— DIRECTIVE —
Pick out every line of the entries below where "节动车加" occurs, and copy those lines.

— SUPPLIED DATA —
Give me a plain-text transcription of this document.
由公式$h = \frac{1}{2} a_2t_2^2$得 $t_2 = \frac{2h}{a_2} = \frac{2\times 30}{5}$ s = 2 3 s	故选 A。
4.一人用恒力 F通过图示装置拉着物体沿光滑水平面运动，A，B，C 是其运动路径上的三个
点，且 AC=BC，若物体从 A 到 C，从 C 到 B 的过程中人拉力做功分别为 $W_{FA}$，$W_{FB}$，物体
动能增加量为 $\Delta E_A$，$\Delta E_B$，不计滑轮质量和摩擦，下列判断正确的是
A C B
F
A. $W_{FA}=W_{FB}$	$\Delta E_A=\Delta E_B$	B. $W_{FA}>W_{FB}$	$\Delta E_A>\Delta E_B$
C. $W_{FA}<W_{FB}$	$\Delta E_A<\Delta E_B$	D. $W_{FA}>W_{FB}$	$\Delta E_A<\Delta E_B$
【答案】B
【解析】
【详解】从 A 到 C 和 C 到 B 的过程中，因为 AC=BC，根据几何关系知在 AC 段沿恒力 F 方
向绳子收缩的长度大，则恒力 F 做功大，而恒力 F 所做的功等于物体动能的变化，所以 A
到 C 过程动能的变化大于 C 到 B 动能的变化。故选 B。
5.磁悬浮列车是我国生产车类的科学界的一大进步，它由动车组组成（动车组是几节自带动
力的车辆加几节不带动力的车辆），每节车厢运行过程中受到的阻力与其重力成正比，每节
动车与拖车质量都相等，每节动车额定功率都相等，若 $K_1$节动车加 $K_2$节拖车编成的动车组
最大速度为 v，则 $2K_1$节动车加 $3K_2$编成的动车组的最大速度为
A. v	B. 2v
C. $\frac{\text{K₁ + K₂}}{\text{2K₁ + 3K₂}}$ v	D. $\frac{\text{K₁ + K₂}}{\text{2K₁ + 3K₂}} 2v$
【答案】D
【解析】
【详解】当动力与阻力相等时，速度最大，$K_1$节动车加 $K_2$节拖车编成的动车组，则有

— RESULT OF THIS EXERCISE —
动车与拖车质量都相等，每节动车额定功率都相等，若 $K_1$节动车加 $K_2$节拖车编成的动车组
最大速度为 v，则 $2K_1$节动车加 $3K_2$编成的动车组的最大速度为
【详解】当动力与阻力相等时，速度最大，$K_1$节动车加 $K_2$节拖车编成的动车组，则有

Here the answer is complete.